Brano da leggere —
L’omosessualità nel Rinascimento rientrava nel reato di sodomia, il quale poteva esser punito addirittura con la pena di morte, trattamento che purtroppo in numerose parti del mondo viene ancora praticato mietendo vittime desiderose di amare.

Oltre all’esecuzione capitale, l’omosessualità nel Rinascimento andava incontro a pene di diverso genere, ma tutte di una mostruosità unica.

Persone impalate, arse vive, private dei genitali o della mano destra, e inoltre, nella Milano degli Sforza, chi con prove certe denunciava atti omosessuali, aveva il diritto ad un cospicuo compenso in denaro.

Anche coloro sorpresi ad offrire ospitalità a persone omosessuali potevano esser condannati a morte, e a Venezia, a seguito di scandali sodomiti che coinvolsero la nobiltà, vennero attutate una serie di repressioni nei confronti degli omosessuali che prevedevano assidui e quotidiani controlli nei locali della città.

Persino Leonardo Da Vinci, uno dei più grandi geni dell’umanità, rischiò di perdere la vita per via di leggi portatrici d’odio, in quanto presumibilmente omosessuale.

L’omosessualità nel Rinascimento, così come ancora oggi purtroppo, era ed è un tema portato ad una esistenza complessa, impossibilitato ad uscire allo scoperto e a vivere liberamente.

Il coraggio di essere se stessi nella Firenze rinascimentale

Era il 400′, e nonostante le politiche oppressive e le condanne citate, Firenze fu una delle più grandi patrie per l’omosessualità nel Rinascimento.

Fu un luogo in cui gli usi e i costumi denotarono un aspetto più aperto da parte del popolo nella loro comunque chiusura mentale figlia del bigottismo di quell’epoca.

La peculiare caratteristica del luogo però, portò non pochi problemi alla città e alla sua reputazione.



In Germania ad esempio chiamarono “fiorentini” i sodomiti, mentre a Genova una norma impedì l’assunzione di qualsiasi insegnante proveniente dalla “libera” Firenze.

Dati forniti —
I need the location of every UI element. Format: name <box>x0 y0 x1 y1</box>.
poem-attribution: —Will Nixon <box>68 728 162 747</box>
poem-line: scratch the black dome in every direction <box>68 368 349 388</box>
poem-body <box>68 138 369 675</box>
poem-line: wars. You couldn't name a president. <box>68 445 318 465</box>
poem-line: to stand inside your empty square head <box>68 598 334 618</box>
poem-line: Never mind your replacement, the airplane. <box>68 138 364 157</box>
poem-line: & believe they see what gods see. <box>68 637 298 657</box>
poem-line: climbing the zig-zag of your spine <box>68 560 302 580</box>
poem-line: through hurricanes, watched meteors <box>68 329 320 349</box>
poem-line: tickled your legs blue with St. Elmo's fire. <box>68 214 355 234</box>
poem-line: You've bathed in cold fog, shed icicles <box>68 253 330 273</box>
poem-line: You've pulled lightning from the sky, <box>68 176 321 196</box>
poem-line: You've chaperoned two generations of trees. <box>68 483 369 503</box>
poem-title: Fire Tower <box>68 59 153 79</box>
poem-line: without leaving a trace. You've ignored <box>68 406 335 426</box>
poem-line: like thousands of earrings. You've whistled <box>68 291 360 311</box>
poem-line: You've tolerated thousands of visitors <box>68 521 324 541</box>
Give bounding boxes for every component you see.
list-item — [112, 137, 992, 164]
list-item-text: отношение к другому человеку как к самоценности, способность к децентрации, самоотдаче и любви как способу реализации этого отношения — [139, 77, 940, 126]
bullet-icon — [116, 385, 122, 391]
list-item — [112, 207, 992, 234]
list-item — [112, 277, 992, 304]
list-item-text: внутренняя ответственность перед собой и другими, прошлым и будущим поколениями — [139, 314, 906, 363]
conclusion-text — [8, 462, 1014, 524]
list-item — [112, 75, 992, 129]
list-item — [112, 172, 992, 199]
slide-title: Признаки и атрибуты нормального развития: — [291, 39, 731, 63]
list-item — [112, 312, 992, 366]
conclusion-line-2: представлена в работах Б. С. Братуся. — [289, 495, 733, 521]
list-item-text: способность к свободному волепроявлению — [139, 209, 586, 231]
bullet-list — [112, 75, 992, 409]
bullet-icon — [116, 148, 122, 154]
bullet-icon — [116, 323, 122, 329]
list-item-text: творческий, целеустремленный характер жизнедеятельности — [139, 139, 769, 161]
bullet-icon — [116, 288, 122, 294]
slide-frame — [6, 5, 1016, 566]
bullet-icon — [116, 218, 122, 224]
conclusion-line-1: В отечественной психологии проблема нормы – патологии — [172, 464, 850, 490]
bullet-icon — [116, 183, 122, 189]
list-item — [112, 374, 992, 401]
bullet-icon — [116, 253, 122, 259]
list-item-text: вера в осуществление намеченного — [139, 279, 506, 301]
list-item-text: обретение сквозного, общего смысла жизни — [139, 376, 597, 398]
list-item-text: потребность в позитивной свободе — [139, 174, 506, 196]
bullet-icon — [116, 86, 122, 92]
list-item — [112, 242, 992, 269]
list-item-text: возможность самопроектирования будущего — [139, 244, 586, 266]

Esercizi —
**a)** Secondo il brano, come venivano chiamati i sodomiti in Germania?
**b)** Per ognuna di queste frasi, di' se va d'accordo con il brano (sì o no) e riporta le parole del brano che lo dimostrano: (i) nella Milano degli Sforza chi denunciava atti omosessuali con prove certe riceveva soldi; (ii) chi dava ospitalità a persone omosessuali non rischiava nessuna pena; (iii) a Genova una norma vietava di assumere insegnanti che venivano da Firenze.
L'elenco non serve a niente per questo lavoro.

Soluzioni —
**a)** Venivano chiamati «fiorentini».

**b)**
(i) Sì: «chi con prove certe denunciava atti omosessuali, aveva il diritto ad un cospicuo compenso in denaro».
(ii) No: «Anche coloro sorpresi ad offrire ospitalità a persone omosessuali potevano esser condannati a morte».
(iii) Sì: «a Genova una norma impedì l’assunzione di qualsiasi insegnante proveniente dalla “libera” Firenze».